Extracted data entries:
------------------------------------------------
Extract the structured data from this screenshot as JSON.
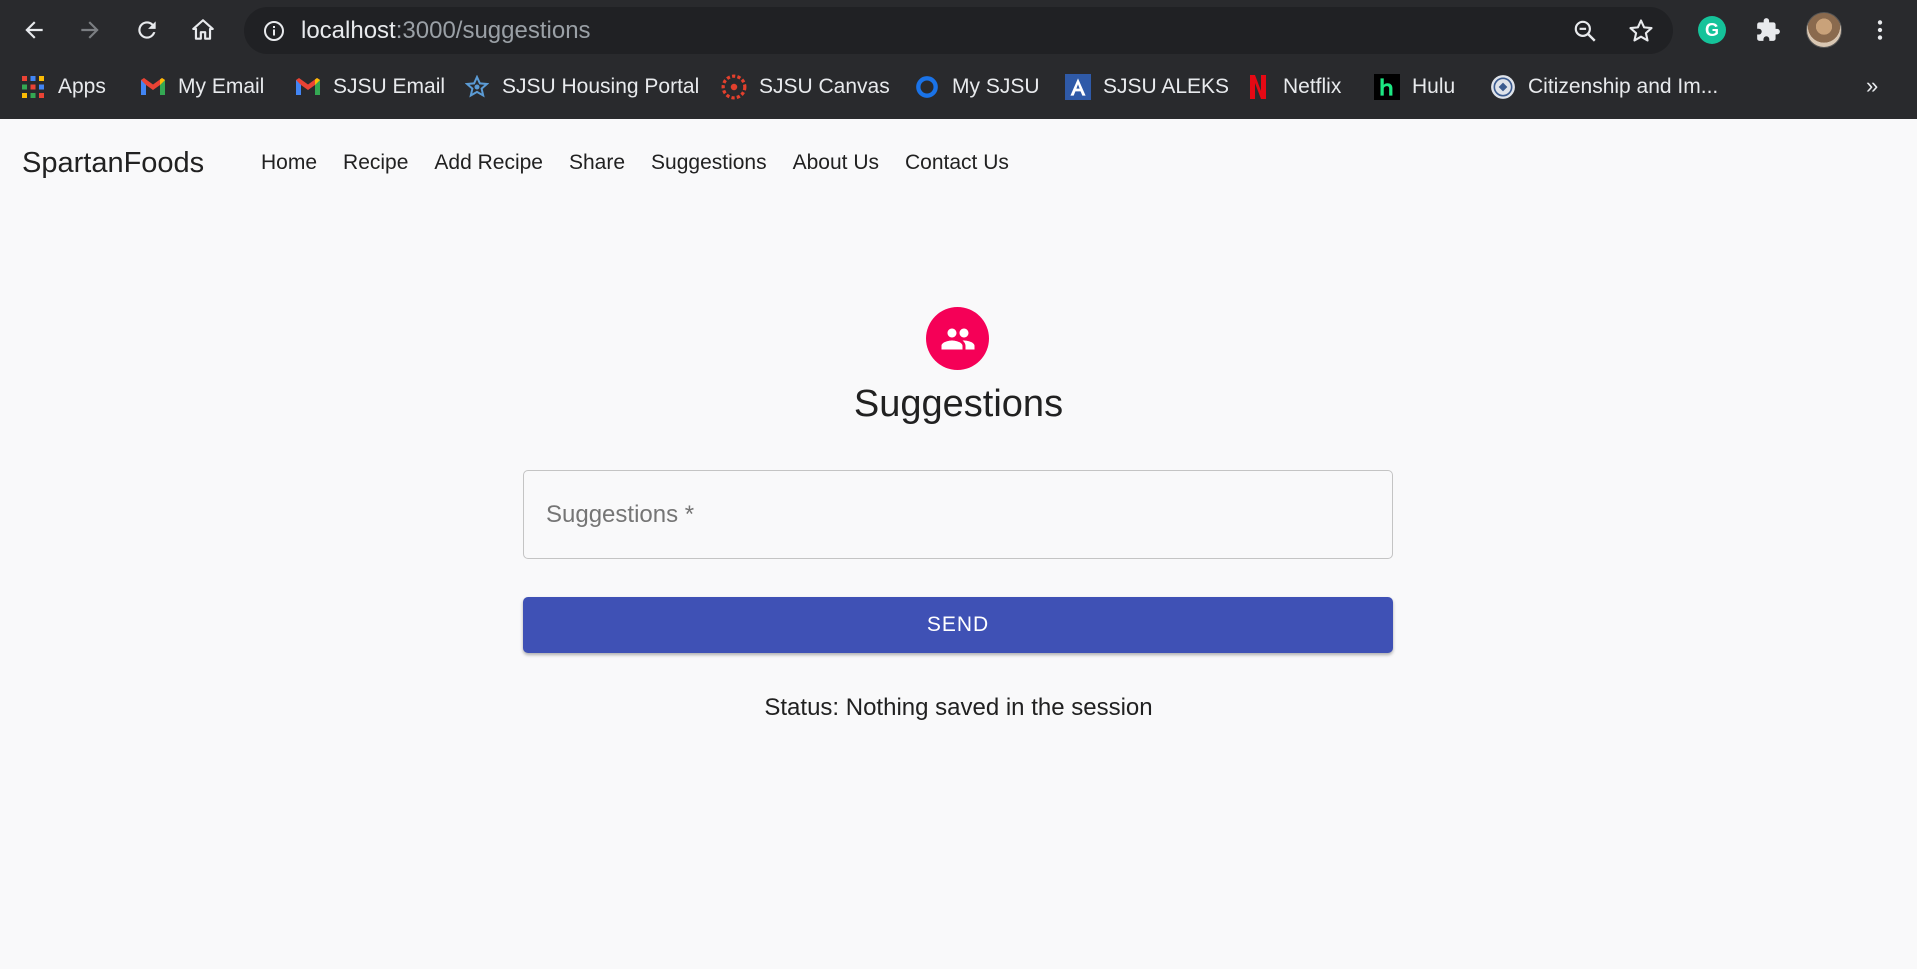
{
  "browser": {
    "url_host": "localhost",
    "url_path": ":3000/suggestions",
    "icons": {
      "back": "arrow-left-icon",
      "forward": "arrow-right-icon",
      "reload": "reload-icon",
      "home": "home-icon",
      "info": "info-icon",
      "zoom": "zoom-out-icon",
      "star": "star-icon",
      "extensions": "puzzle-icon",
      "menu": "kebab-menu-icon"
    },
    "grammarly_letter": "G",
    "bookmarks": [
      {
        "label": "Apps",
        "icon": "apps-grid-icon"
      },
      {
        "label": "My Email",
        "icon": "gmail-icon"
      },
      {
        "label": "SJSU Email",
        "icon": "gmail-icon"
      },
      {
        "label": "SJSU Housing Portal",
        "icon": "star-badge-icon"
      },
      {
        "label": "SJSU Canvas",
        "icon": "canvas-icon"
      },
      {
        "label": "My SJSU",
        "icon": "ring-icon"
      },
      {
        "label": "SJSU ALEKS",
        "icon": "aleks-icon"
      },
      {
        "label": "Netflix",
        "icon": "netflix-icon"
      },
      {
        "label": "Hulu",
        "icon": "hulu-icon"
      },
      {
        "label": "Citizenship and Im...",
        "icon": "seal-icon"
      }
    ],
    "bookmarks_more": "»"
  },
  "app": {
    "brand": "SpartanFoods",
    "nav": [
      "Home",
      "Recipe",
      "Add Recipe",
      "Share",
      "Suggestions",
      "About Us",
      "Contact Us"
    ],
    "header_icon": "people-icon",
    "heading": "Suggestions",
    "field_placeholder": "Suggestions *",
    "field_value": "",
    "send_label": "SEND",
    "status": "Status: Nothing saved in the session",
    "colors": {
      "accent_pink": "#f50057",
      "primary_indigo": "#3f51b5"
    }
  }
}
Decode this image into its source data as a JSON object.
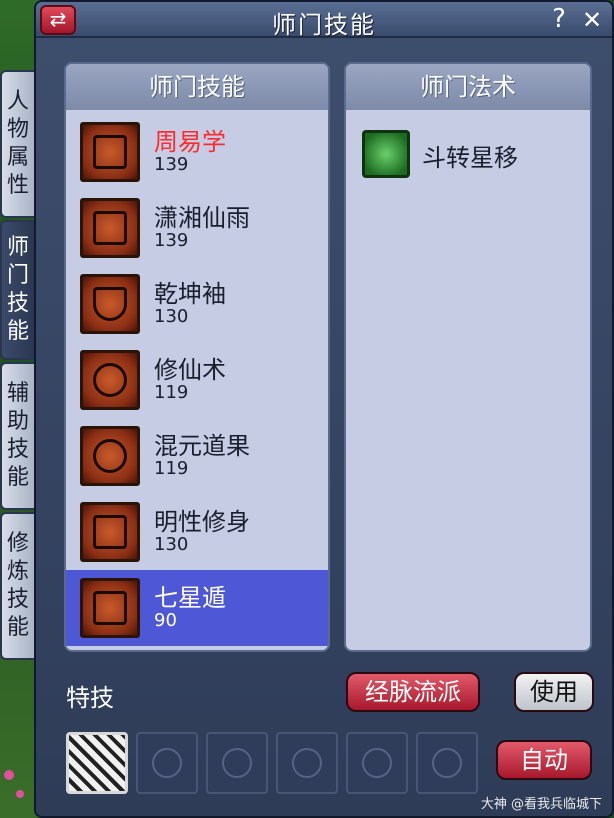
{
  "window": {
    "title": "师门技能",
    "swap_icon": "⇄",
    "help_icon": "?",
    "close_icon": "✕"
  },
  "tabs": [
    {
      "label": "人物属性",
      "chars": [
        "人",
        "物",
        "属",
        "性"
      ],
      "active": false
    },
    {
      "label": "师门技能",
      "chars": [
        "师",
        "门",
        "技",
        "能"
      ],
      "active": true
    },
    {
      "label": "辅助技能",
      "chars": [
        "辅",
        "助",
        "技",
        "能"
      ],
      "active": false
    },
    {
      "label": "修炼技能",
      "chars": [
        "修",
        "炼",
        "技",
        "能"
      ],
      "active": false
    }
  ],
  "skills_panel": {
    "header": "师门技能",
    "skills": [
      {
        "name": "周易学",
        "level": "139",
        "highlight": true,
        "icon": "yin-yang-icon"
      },
      {
        "name": "潇湘仙雨",
        "level": "139",
        "icon": "rune-icon"
      },
      {
        "name": "乾坤袖",
        "level": "130",
        "icon": "shield-yin-yang-icon"
      },
      {
        "name": "修仙术",
        "level": "119",
        "icon": "figure-icon"
      },
      {
        "name": "混元道果",
        "level": "119",
        "icon": "orbs-icon"
      },
      {
        "name": "明性修身",
        "level": "130",
        "icon": "dragon-icon"
      },
      {
        "name": "七星遁",
        "level": "90",
        "icon": "constellation-icon",
        "selected": true
      }
    ]
  },
  "spells_panel": {
    "header": "师门法术",
    "spells": [
      {
        "name": "斗转星移",
        "icon": "star-swap-icon"
      }
    ]
  },
  "bottom": {
    "special_label": "特技",
    "meridian_button": "经脉流派",
    "use_button": "使用",
    "auto_button": "自动"
  },
  "watermark": "大神 @看我兵临城下"
}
------------------------------------------------
▶ _REQUEST_
Using the records above, output their complete text exactly, minus any images.

▶ _COMPLETE OUTPUT_
Extract the structured data from this screenshot as JSON.
{
  "browser": {
    "url_host": "localhost",
    "url_path": ":3000/suggestions",
    "icons": {
      "back": "arrow-left-icon",
      "forward": "arrow-right-icon",
      "reload": "reload-icon",
      "home": "home-icon",
      "info": "info-icon",
      "zoom": "zoom-out-icon",
      "star": "star-icon",
      "extensions": "puzzle-icon",
      "menu": "kebab-menu-icon"
    },
    "grammarly_letter": "G",
    "bookmarks": [
      {
        "label": "Apps",
        "icon": "apps-grid-icon"
      },
      {
        "label": "My Email",
        "icon": "gmail-icon"
      },
      {
        "label": "SJSU Email",
        "icon": "gmail-icon"
      },
      {
        "label": "SJSU Housing Portal",
        "icon": "star-badge-icon"
      },
      {
        "label": "SJSU Canvas",
        "icon": "canvas-icon"
      },
      {
        "label": "My SJSU",
        "icon": "ring-icon"
      },
      {
        "label": "SJSU ALEKS",
        "icon": "aleks-icon"
      },
      {
        "label": "Netflix",
        "icon": "netflix-icon"
      },
      {
        "label": "Hulu",
        "icon": "hulu-icon"
      },
      {
        "label": "Citizenship and Im...",
        "icon": "seal-icon"
      }
    ],
    "bookmarks_more": "»"
  },
  "app": {
    "brand": "SpartanFoods",
    "nav": [
      "Home",
      "Recipe",
      "Add Recipe",
      "Share",
      "Suggestions",
      "About Us",
      "Contact Us"
    ],
    "header_icon": "people-icon",
    "heading": "Suggestions",
    "field_placeholder": "Suggestions *",
    "field_value": "",
    "send_label": "SEND",
    "status": "Status: Nothing saved in the session",
    "colors": {
      "accent_pink": "#f50057",
      "primary_indigo": "#3f51b5"
    }
  }
}
Decode this image into its source data as a JSON object.
{
  "window": {
    "title": "师门技能",
    "swap_icon": "⇄",
    "help_icon": "?",
    "close_icon": "✕"
  },
  "tabs": [
    {
      "label": "人物属性",
      "chars": [
        "人",
        "物",
        "属",
        "性"
      ],
      "active": false
    },
    {
      "label": "师门技能",
      "chars": [
        "师",
        "门",
        "技",
        "能"
      ],
      "active": true
    },
    {
      "label": "辅助技能",
      "chars": [
        "辅",
        "助",
        "技",
        "能"
      ],
      "active": false
    },
    {
      "label": "修炼技能",
      "chars": [
        "修",
        "炼",
        "技",
        "能"
      ],
      "active": false
    }
  ],
  "skills_panel": {
    "header": "师门技能",
    "skills": [
      {
        "name": "周易学",
        "level": "139",
        "highlight": true,
        "icon": "yin-yang-icon"
      },
      {
        "name": "潇湘仙雨",
        "level": "139",
        "icon": "rune-icon"
      },
      {
        "name": "乾坤袖",
        "level": "130",
        "icon": "shield-yin-yang-icon"
      },
      {
        "name": "修仙术",
        "level": "119",
        "icon": "figure-icon"
      },
      {
        "name": "混元道果",
        "level": "119",
        "icon": "orbs-icon"
      },
      {
        "name": "明性修身",
        "level": "130",
        "icon": "dragon-icon"
      },
      {
        "name": "七星遁",
        "level": "90",
        "icon": "constellation-icon",
        "selected": true
      }
    ]
  },
  "spells_panel": {
    "header": "师门法术",
    "spells": [
      {
        "name": "斗转星移",
        "icon": "star-swap-icon"
      }
    ]
  },
  "bottom": {
    "special_label": "特技",
    "meridian_button": "经脉流派",
    "use_button": "使用",
    "auto_button": "自动"
  },
  "watermark": "大神 @看我兵临城下"
}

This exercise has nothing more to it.